** TASK MATERIAL **
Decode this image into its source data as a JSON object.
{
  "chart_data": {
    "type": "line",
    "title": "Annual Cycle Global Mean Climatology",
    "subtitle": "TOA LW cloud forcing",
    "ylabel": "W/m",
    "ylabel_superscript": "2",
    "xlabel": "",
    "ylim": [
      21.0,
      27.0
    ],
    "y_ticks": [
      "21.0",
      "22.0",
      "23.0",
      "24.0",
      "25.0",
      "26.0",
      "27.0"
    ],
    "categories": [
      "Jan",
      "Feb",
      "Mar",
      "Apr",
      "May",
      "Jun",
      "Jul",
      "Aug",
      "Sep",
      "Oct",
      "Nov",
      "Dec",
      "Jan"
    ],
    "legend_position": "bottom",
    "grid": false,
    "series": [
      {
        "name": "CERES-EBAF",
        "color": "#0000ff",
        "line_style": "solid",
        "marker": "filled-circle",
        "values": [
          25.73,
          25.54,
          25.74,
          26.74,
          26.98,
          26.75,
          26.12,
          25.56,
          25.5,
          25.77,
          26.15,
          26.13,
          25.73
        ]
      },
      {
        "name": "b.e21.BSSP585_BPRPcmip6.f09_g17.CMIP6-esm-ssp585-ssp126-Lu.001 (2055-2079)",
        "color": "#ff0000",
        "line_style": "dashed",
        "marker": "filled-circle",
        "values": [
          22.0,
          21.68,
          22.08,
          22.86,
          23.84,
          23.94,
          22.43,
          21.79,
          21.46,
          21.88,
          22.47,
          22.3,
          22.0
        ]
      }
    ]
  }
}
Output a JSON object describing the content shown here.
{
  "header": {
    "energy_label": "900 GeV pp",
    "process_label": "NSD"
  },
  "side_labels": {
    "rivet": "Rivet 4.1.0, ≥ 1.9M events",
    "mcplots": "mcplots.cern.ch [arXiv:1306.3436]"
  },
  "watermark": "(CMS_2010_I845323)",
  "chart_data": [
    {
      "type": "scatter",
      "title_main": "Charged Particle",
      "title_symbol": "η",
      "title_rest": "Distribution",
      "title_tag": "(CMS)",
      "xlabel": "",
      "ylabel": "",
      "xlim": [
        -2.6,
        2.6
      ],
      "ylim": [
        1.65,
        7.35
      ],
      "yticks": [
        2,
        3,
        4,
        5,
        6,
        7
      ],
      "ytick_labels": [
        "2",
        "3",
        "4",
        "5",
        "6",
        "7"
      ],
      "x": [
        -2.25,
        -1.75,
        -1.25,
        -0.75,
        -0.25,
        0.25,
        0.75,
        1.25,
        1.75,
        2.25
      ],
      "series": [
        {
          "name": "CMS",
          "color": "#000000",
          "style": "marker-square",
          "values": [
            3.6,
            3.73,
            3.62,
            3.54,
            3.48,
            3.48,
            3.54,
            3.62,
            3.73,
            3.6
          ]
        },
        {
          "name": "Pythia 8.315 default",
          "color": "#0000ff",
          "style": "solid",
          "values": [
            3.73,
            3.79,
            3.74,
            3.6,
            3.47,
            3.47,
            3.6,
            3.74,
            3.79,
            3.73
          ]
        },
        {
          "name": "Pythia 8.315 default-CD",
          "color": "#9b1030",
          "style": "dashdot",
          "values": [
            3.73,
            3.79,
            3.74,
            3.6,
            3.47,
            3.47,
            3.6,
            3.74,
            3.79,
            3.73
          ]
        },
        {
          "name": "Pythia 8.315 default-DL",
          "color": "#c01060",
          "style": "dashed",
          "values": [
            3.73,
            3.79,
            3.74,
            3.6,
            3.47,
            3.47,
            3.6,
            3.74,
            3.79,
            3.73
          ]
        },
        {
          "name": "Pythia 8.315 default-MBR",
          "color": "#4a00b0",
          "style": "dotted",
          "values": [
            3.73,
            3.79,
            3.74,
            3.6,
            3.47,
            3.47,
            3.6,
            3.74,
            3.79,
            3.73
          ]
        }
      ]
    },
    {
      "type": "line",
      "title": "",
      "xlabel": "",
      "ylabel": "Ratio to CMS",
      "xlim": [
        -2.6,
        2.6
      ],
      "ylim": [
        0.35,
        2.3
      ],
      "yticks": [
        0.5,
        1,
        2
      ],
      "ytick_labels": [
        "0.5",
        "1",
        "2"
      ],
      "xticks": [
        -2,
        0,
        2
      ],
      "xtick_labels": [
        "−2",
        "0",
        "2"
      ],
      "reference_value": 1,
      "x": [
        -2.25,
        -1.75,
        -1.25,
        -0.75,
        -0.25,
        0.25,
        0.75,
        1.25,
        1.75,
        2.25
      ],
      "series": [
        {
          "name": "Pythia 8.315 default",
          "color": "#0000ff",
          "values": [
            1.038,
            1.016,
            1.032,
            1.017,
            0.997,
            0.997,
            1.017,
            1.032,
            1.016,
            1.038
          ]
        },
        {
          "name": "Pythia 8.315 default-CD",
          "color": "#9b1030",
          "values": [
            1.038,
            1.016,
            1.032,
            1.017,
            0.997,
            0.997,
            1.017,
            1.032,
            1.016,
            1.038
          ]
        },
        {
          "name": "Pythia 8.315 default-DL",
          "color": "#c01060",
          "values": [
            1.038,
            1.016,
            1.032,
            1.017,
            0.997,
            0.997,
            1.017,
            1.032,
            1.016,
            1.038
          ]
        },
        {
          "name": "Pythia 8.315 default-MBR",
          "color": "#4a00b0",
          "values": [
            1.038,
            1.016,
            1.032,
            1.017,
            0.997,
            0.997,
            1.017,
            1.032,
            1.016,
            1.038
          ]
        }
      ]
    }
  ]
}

** WRITTEN TASK **
Please output the entire listing exactly as it stands.

** SOLUTION **
Decode this image into its source data as a JSON object.
{
  "chart_data": {
    "type": "line",
    "title": "Annual Cycle Global Mean Climatology",
    "subtitle": "TOA LW cloud forcing",
    "ylabel": "W/m",
    "ylabel_superscript": "2",
    "xlabel": "",
    "ylim": [
      21.0,
      27.0
    ],
    "y_ticks": [
      "21.0",
      "22.0",
      "23.0",
      "24.0",
      "25.0",
      "26.0",
      "27.0"
    ],
    "categories": [
      "Jan",
      "Feb",
      "Mar",
      "Apr",
      "May",
      "Jun",
      "Jul",
      "Aug",
      "Sep",
      "Oct",
      "Nov",
      "Dec",
      "Jan"
    ],
    "legend_position": "bottom",
    "grid": false,
    "series": [
      {
        "name": "CERES-EBAF",
        "color": "#0000ff",
        "line_style": "solid",
        "marker": "filled-circle",
        "values": [
          25.73,
          25.54,
          25.74,
          26.74,
          26.98,
          26.75,
          26.12,
          25.56,
          25.5,
          25.77,
          26.15,
          26.13,
          25.73
        ]
      },
      {
        "name": "b.e21.BSSP585_BPRPcmip6.f09_g17.CMIP6-esm-ssp585-ssp126-Lu.001 (2055-2079)",
        "color": "#ff0000",
        "line_style": "dashed",
        "marker": "filled-circle",
        "values": [
          22.0,
          21.68,
          22.08,
          22.86,
          23.84,
          23.94,
          22.43,
          21.79,
          21.46,
          21.88,
          22.47,
          22.3,
          22.0
        ]
      }
    ]
  }
}
Output a JSON object describing the content shown here.
{
  "header": {
    "energy_label": "900 GeV pp",
    "process_label": "NSD"
  },
  "side_labels": {
    "rivet": "Rivet 4.1.0, ≥ 1.9M events",
    "mcplots": "mcplots.cern.ch [arXiv:1306.3436]"
  },
  "watermark": "(CMS_2010_I845323)",
  "chart_data": [
    {
      "type": "scatter",
      "title_main": "Charged Particle",
      "title_symbol": "η",
      "title_rest": "Distribution",
      "title_tag": "(CMS)",
      "xlabel": "",
      "ylabel": "",
      "xlim": [
        -2.6,
        2.6
      ],
      "ylim": [
        1.65,
        7.35
      ],
      "yticks": [
        2,
        3,
        4,
        5,
        6,
        7
      ],
      "ytick_labels": [
        "2",
        "3",
        "4",
        "5",
        "6",
        "7"
      ],
      "x": [
        -2.25,
        -1.75,
        -1.25,
        -0.75,
        -0.25,
        0.25,
        0.75,
        1.25,
        1.75,
        2.25
      ],
      "series": [
        {
          "name": "CMS",
          "color": "#000000",
          "style": "marker-square",
          "values": [
            3.6,
            3.73,
            3.62,
            3.54,
            3.48,
            3.48,
            3.54,
            3.62,
            3.73,
            3.6
          ]
        },
        {
          "name": "Pythia 8.315 default",
          "color": "#0000ff",
          "style": "solid",
          "values": [
            3.73,
            3.79,
            3.74,
            3.6,
            3.47,
            3.47,
            3.6,
            3.74,
            3.79,
            3.73
          ]
        },
        {
          "name": "Pythia 8.315 default-CD",
          "color": "#9b1030",
          "style": "dashdot",
          "values": [
            3.73,
            3.79,
            3.74,
            3.6,
            3.47,
            3.47,
            3.6,
            3.74,
            3.79,
            3.73
          ]
        },
        {
          "name": "Pythia 8.315 default-DL",
          "color": "#c01060",
          "style": "dashed",
          "values": [
            3.73,
            3.79,
            3.74,
            3.6,
            3.47,
            3.47,
            3.6,
            3.74,
            3.79,
            3.73
          ]
        },
        {
          "name": "Pythia 8.315 default-MBR",
          "color": "#4a00b0",
          "style": "dotted",
          "values": [
            3.73,
            3.79,
            3.74,
            3.6,
            3.47,
            3.47,
            3.6,
            3.74,
            3.79,
            3.73
          ]
        }
      ]
    },
    {
      "type": "line",
      "title": "",
      "xlabel": "",
      "ylabel": "Ratio to CMS",
      "xlim": [
        -2.6,
        2.6
      ],
      "ylim": [
        0.35,
        2.3
      ],
      "yticks": [
        0.5,
        1,
        2
      ],
      "ytick_labels": [
        "0.5",
        "1",
        "2"
      ],
      "xticks": [
        -2,
        0,
        2
      ],
      "xtick_labels": [
        "−2",
        "0",
        "2"
      ],
      "reference_value": 1,
      "x": [
        -2.25,
        -1.75,
        -1.25,
        -0.75,
        -0.25,
        0.25,
        0.75,
        1.25,
        1.75,
        2.25
      ],
      "series": [
        {
          "name": "Pythia 8.315 default",
          "color": "#0000ff",
          "values": [
            1.038,
            1.016,
            1.032,
            1.017,
            0.997,
            0.997,
            1.017,
            1.032,
            1.016,
            1.038
          ]
        },
        {
          "name": "Pythia 8.315 default-CD",
          "color": "#9b1030",
          "values": [
            1.038,
            1.016,
            1.032,
            1.017,
            0.997,
            0.997,
            1.017,
            1.032,
            1.016,
            1.038
          ]
        },
        {
          "name": "Pythia 8.315 default-DL",
          "color": "#c01060",
          "values": [
            1.038,
            1.016,
            1.032,
            1.017,
            0.997,
            0.997,
            1.017,
            1.032,
            1.016,
            1.038
          ]
        },
        {
          "name": "Pythia 8.315 default-MBR",
          "color": "#4a00b0",
          "values": [
            1.038,
            1.016,
            1.032,
            1.017,
            0.997,
            0.997,
            1.017,
            1.032,
            1.016,
            1.038
          ]
        }
      ]
    }
  ]
}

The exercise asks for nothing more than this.